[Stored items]
▶
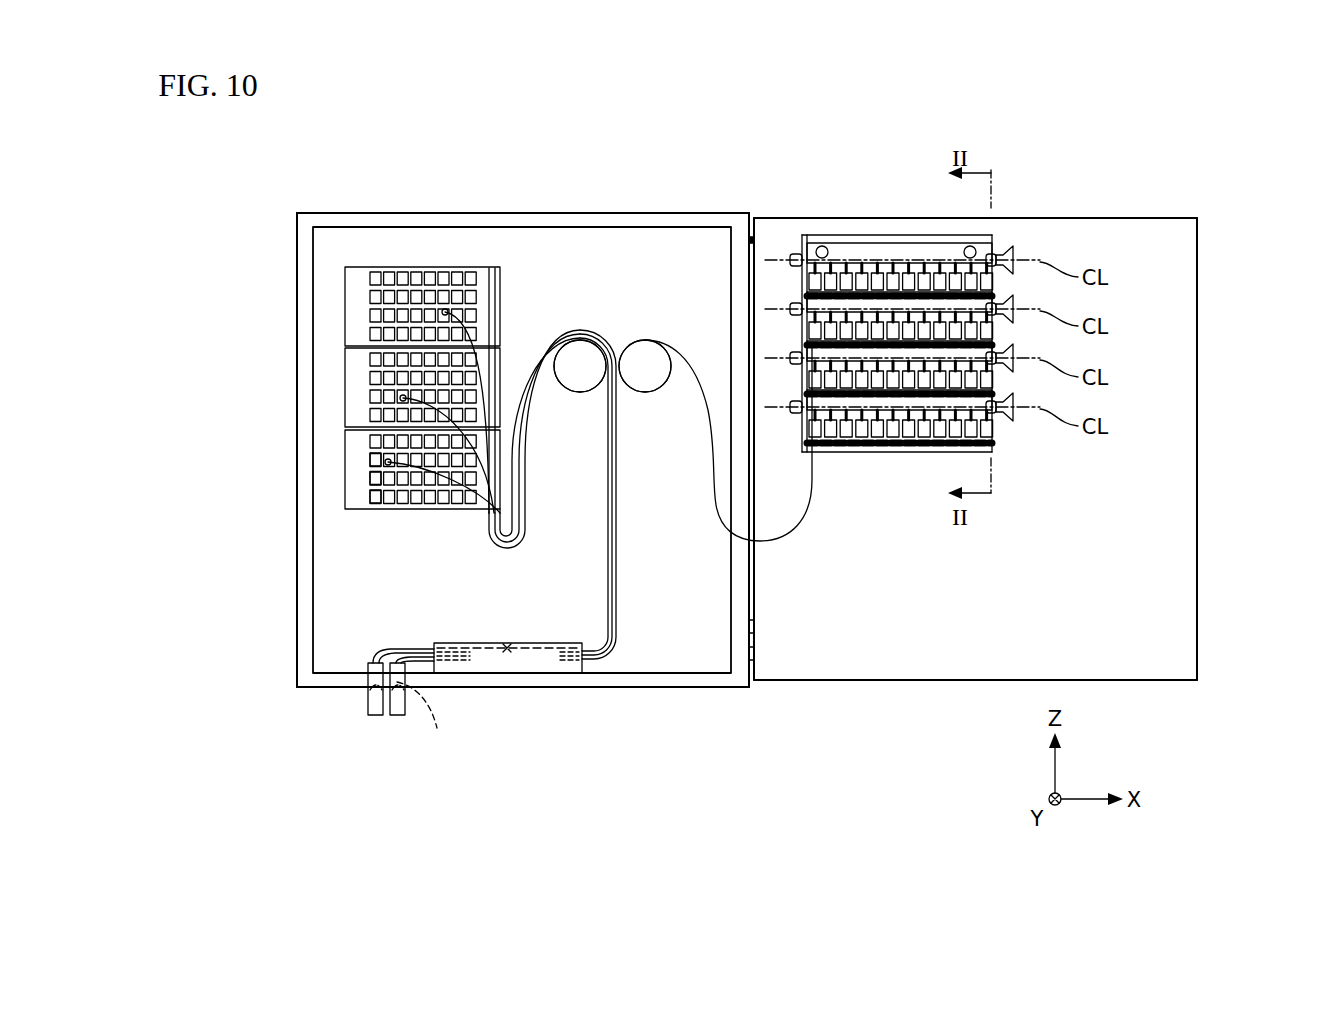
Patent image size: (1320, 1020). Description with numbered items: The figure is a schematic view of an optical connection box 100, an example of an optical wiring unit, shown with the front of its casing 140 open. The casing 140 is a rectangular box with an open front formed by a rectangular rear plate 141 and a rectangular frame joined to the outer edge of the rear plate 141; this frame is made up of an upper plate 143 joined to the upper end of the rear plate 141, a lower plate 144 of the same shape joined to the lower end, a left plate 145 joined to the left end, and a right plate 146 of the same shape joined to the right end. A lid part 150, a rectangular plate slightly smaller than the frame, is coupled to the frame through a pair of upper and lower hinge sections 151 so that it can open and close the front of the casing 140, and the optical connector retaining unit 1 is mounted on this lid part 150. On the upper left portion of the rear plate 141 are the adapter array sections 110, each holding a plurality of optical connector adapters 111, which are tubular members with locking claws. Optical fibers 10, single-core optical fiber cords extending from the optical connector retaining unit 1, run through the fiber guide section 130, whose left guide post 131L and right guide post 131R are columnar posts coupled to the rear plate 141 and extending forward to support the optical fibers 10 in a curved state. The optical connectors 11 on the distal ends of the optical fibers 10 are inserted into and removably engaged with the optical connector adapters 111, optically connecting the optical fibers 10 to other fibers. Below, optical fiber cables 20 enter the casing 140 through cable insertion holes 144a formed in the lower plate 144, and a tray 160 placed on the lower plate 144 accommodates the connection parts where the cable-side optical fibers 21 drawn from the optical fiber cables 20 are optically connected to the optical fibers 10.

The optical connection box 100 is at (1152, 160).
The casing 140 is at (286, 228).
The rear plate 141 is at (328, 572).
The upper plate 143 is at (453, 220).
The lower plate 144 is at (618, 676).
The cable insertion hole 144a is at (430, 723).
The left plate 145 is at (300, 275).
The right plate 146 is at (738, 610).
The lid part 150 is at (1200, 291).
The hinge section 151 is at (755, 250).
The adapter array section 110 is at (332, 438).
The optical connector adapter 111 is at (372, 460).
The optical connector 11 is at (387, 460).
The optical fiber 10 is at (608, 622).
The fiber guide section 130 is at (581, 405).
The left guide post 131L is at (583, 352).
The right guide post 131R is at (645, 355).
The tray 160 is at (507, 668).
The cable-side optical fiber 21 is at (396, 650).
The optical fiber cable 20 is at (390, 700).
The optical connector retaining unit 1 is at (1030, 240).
◀
▶ _Required task_: Reproduce every line of the records above word for word, leaving out the pictures.

▶ _Answer to this task_:
Patent image size: (1320, 1020). Description with numbered items: The figure is a schematic view of an optical connection box 100, an example of an optical wiring unit, shown with the front of its casing 140 open. The casing 140 is a rectangular box with an open front formed by a rectangular rear plate 141 and a rectangular frame joined to the outer edge of the rear plate 141; this frame is made up of an upper plate 143 joined to the upper end of the rear plate 141, a lower plate 144 of the same shape joined to the lower end, a left plate 145 joined to the left end, and a right plate 146 of the same shape joined to the right end. A lid part 150, a rectangular plate slightly smaller than the frame, is coupled to the frame through a pair of upper and lower hinge sections 151 so that it can open and close the front of the casing 140, and the optical connector retaining unit 1 is mounted on this lid part 150. On the upper left portion of the rear plate 141 are the adapter array sections 110, each holding a plurality of optical connector adapters 111, which are tubular members with locking claws. Optical fibers 10, single-core optical fiber cords extending from the optical connector retaining unit 1, run through the fiber guide section 130, whose left guide post 131L and right guide post 131R are columnar posts coupled to the rear plate 141 and extending forward to support the optical fibers 10 in a curved state. The optical connectors 11 on the distal ends of the optical fibers 10 are inserted into and removably engaged with the optical connector adapters 111, optically connecting the optical fibers 10 to other fibers. Below, optical fiber cables 20 enter the casing 140 through cable insertion holes 144a formed in the lower plate 144, and a tray 160 placed on the lower plate 144 accommodates the connection parts where the cable-side optical fibers 21 drawn from the optical fiber cables 20 are optically connected to the optical fibers 10.

The optical connection box 100 is at (1152, 160).
The casing 140 is at (286, 228).
The rear plate 141 is at (328, 572).
The upper plate 143 is at (453, 220).
The lower plate 144 is at (618, 676).
The cable insertion hole 144a is at (430, 723).
The left plate 145 is at (300, 275).
The right plate 146 is at (738, 610).
The lid part 150 is at (1200, 291).
The hinge section 151 is at (755, 250).
The adapter array section 110 is at (332, 438).
The optical connector adapter 111 is at (372, 460).
The optical connector 11 is at (387, 460).
The optical fiber 10 is at (608, 622).
The fiber guide section 130 is at (581, 405).
The left guide post 131L is at (583, 352).
The right guide post 131R is at (645, 355).
The tray 160 is at (507, 668).
The cable-side optical fiber 21 is at (396, 650).
The optical fiber cable 20 is at (390, 700).
The optical connector retaining unit 1 is at (1030, 240).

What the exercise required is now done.